[Given instruction]
Collect all lines below with the string "screenshot".

[Dataset entries]
## begin
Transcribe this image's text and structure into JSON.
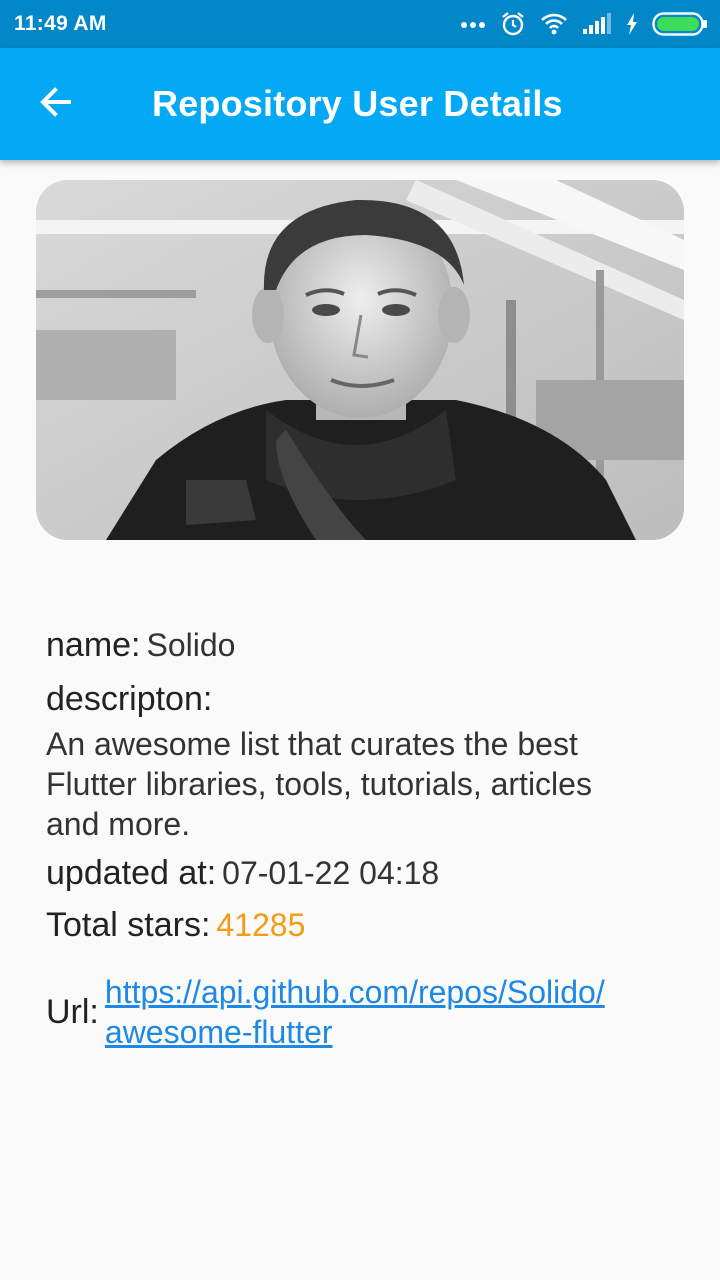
{
  "status_bar": {
    "time": "11:49 AM",
    "icons": [
      "more-dots-icon",
      "alarm-icon",
      "wifi-icon",
      "signal-icon",
      "charging-icon",
      "battery-icon"
    ]
  },
  "app_bar": {
    "title": "Repository User Details",
    "back_icon": "back-arrow-icon"
  },
  "avatar": {
    "description_icon": "user-avatar-photo"
  },
  "details": {
    "name_label": "name:",
    "name_value": "Solido",
    "description_label": "descripton:",
    "description_value": "An awesome list that curates the best Flutter libraries, tools, tutorials, articles and more.",
    "updated_label": "updated at:",
    "updated_value": "07-01-22 04:18",
    "stars_label": "Total stars:",
    "stars_value": "41285",
    "url_label": "Url:",
    "url_line1": "https://api.github.com/repos/Solido/",
    "url_line2": "awesome-flutter"
  },
  "colors": {
    "status_bar": "#0288c9",
    "app_bar": "#03a9f4",
    "stars": "#f39c12",
    "link": "#1e88e5",
    "background": "#fafafa"
  }
}
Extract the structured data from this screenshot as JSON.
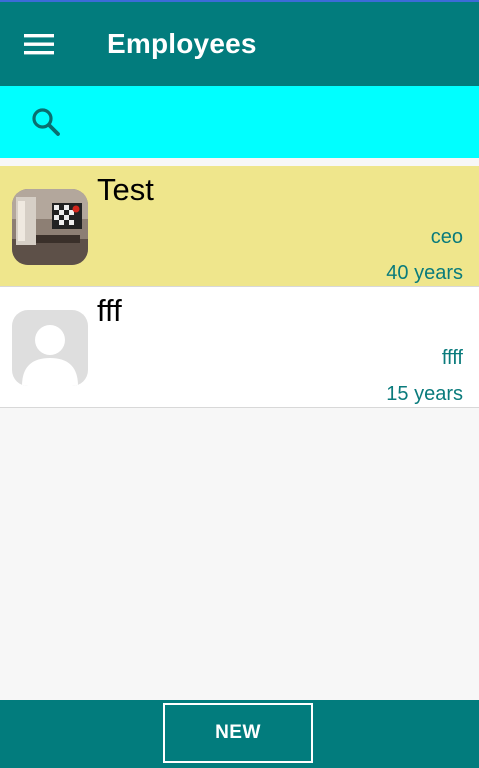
{
  "app_bar": {
    "title": "Employees",
    "menu_icon": "hamburger-menu-icon"
  },
  "search": {
    "icon": "search-icon",
    "value": "",
    "placeholder": ""
  },
  "employees": [
    {
      "name": "Test",
      "role": "ceo",
      "years": "40 years",
      "selected": true,
      "avatar": "room-photo"
    },
    {
      "name": "fff",
      "role": "ffff",
      "years": "15 years",
      "selected": false,
      "avatar": "default-person-icon"
    }
  ],
  "bottom_bar": {
    "new_label": "NEW"
  },
  "colors": {
    "primary": "#027c7d",
    "search_bg": "#00ffff",
    "selected_row": "#efe68c",
    "secondary_text": "#0a7b7c"
  }
}
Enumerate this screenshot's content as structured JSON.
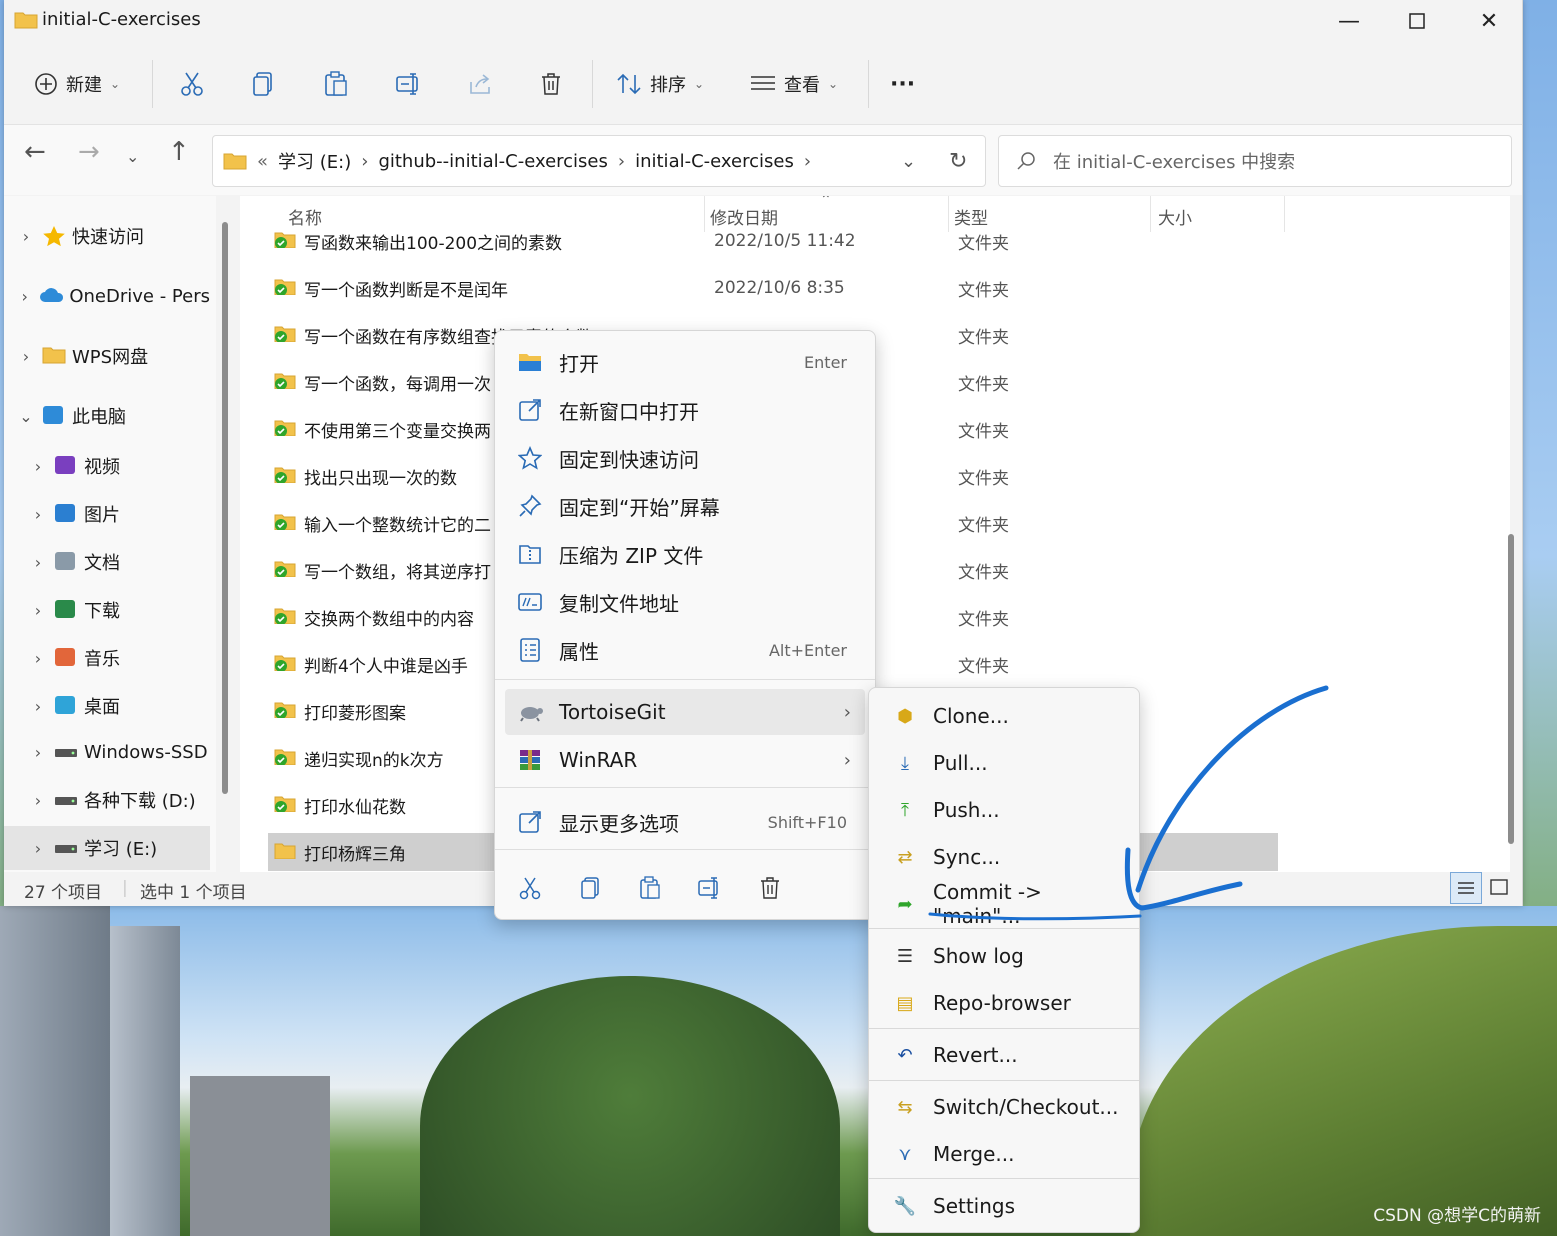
{
  "window": {
    "title": "initial-C-exercises"
  },
  "toolbar": {
    "new_label": "新建",
    "sort_label": "排序",
    "view_label": "查看",
    "more_label": "···"
  },
  "address": {
    "overflow": "«",
    "crumbs": [
      "学习 (E:)",
      "github--initial-C-exercises",
      "initial-C-exercises"
    ],
    "search_placeholder": "在 initial-C-exercises 中搜索"
  },
  "sidebar": {
    "items": [
      {
        "label": "快速访问",
        "icon": "star-icon"
      },
      {
        "label": "OneDrive - Pers",
        "icon": "cloud-icon"
      },
      {
        "label": "WPS网盘",
        "icon": "folder-icon"
      },
      {
        "label": "此电脑",
        "icon": "computer-icon"
      },
      {
        "label": "视频",
        "icon": "video-icon"
      },
      {
        "label": "图片",
        "icon": "picture-icon"
      },
      {
        "label": "文档",
        "icon": "document-icon"
      },
      {
        "label": "下载",
        "icon": "download-icon"
      },
      {
        "label": "音乐",
        "icon": "music-icon"
      },
      {
        "label": "桌面",
        "icon": "desktop-icon"
      },
      {
        "label": "Windows-SSD",
        "icon": "drive-icon"
      },
      {
        "label": "各种下载 (D:)",
        "icon": "drive-icon"
      },
      {
        "label": "学习 (E:)",
        "icon": "drive-icon"
      }
    ]
  },
  "columns": {
    "name": "名称",
    "date": "修改日期",
    "type": "类型",
    "size": "大小"
  },
  "files": [
    {
      "name": "写函数来输出100-200之间的素数",
      "date": "2022/10/5 11:42",
      "type": "文件夹"
    },
    {
      "name": "写一个函数判断是不是闰年",
      "date": "2022/10/6 8:35",
      "type": "文件夹"
    },
    {
      "name": "写一个函数在有序数组查找元素的个数",
      "date": "",
      "type": "文件夹"
    },
    {
      "name": "写一个函数，每调用一次",
      "date": "",
      "type": "文件夹"
    },
    {
      "name": "不使用第三个变量交换两",
      "date": "",
      "type": "文件夹"
    },
    {
      "name": "找出只出现一次的数",
      "date": "",
      "type": "文件夹"
    },
    {
      "name": "输入一个整数统计它的二",
      "date": "",
      "type": "文件夹"
    },
    {
      "name": "写一个数组，将其逆序打",
      "date": "",
      "type": "文件夹"
    },
    {
      "name": "交换两个数组中的内容",
      "date": "",
      "type": "文件夹"
    },
    {
      "name": "判断4个人中谁是凶手",
      "date": "",
      "type": "文件夹"
    },
    {
      "name": "打印菱形图案",
      "date": "",
      "type": ""
    },
    {
      "name": "递归实现n的k次方",
      "date": "",
      "type": ""
    },
    {
      "name": "打印水仙花数",
      "date": "",
      "type": ""
    },
    {
      "name": "打印杨辉三角",
      "date": "",
      "type": ""
    }
  ],
  "status": {
    "count": "27 个项目",
    "selected": "选中 1 个项目"
  },
  "context_menu": {
    "items": [
      {
        "label": "打开",
        "shortcut": "Enter"
      },
      {
        "label": "在新窗口中打开",
        "shortcut": ""
      },
      {
        "label": "固定到快速访问",
        "shortcut": ""
      },
      {
        "label": "固定到“开始”屏幕",
        "shortcut": ""
      },
      {
        "label": "压缩为 ZIP 文件",
        "shortcut": ""
      },
      {
        "label": "复制文件地址",
        "shortcut": ""
      },
      {
        "label": "属性",
        "shortcut": "Alt+Enter"
      },
      {
        "label": "TortoiseGit",
        "shortcut": ""
      },
      {
        "label": "WinRAR",
        "shortcut": ""
      },
      {
        "label": "显示更多选项",
        "shortcut": "Shift+F10"
      }
    ]
  },
  "submenu": {
    "items": [
      {
        "label": "Clone..."
      },
      {
        "label": "Pull..."
      },
      {
        "label": "Push..."
      },
      {
        "label": "Sync..."
      },
      {
        "label": "Commit -> \"main\"..."
      },
      {
        "label": "Show log"
      },
      {
        "label": "Repo-browser"
      },
      {
        "label": "Revert..."
      },
      {
        "label": "Switch/Checkout..."
      },
      {
        "label": "Merge..."
      },
      {
        "label": "Settings"
      }
    ]
  },
  "watermark": "CSDN @想学C的萌新",
  "colors": {
    "accent": "#0067c0",
    "folder": "#f2c24b",
    "annotation": "#1a6fd0",
    "git_green": "#2fa52b"
  }
}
## end
[Result of the exercise]
Extract the structured data from this screenshot as JSON.
Enumerate this screenshot's content as structured JSON.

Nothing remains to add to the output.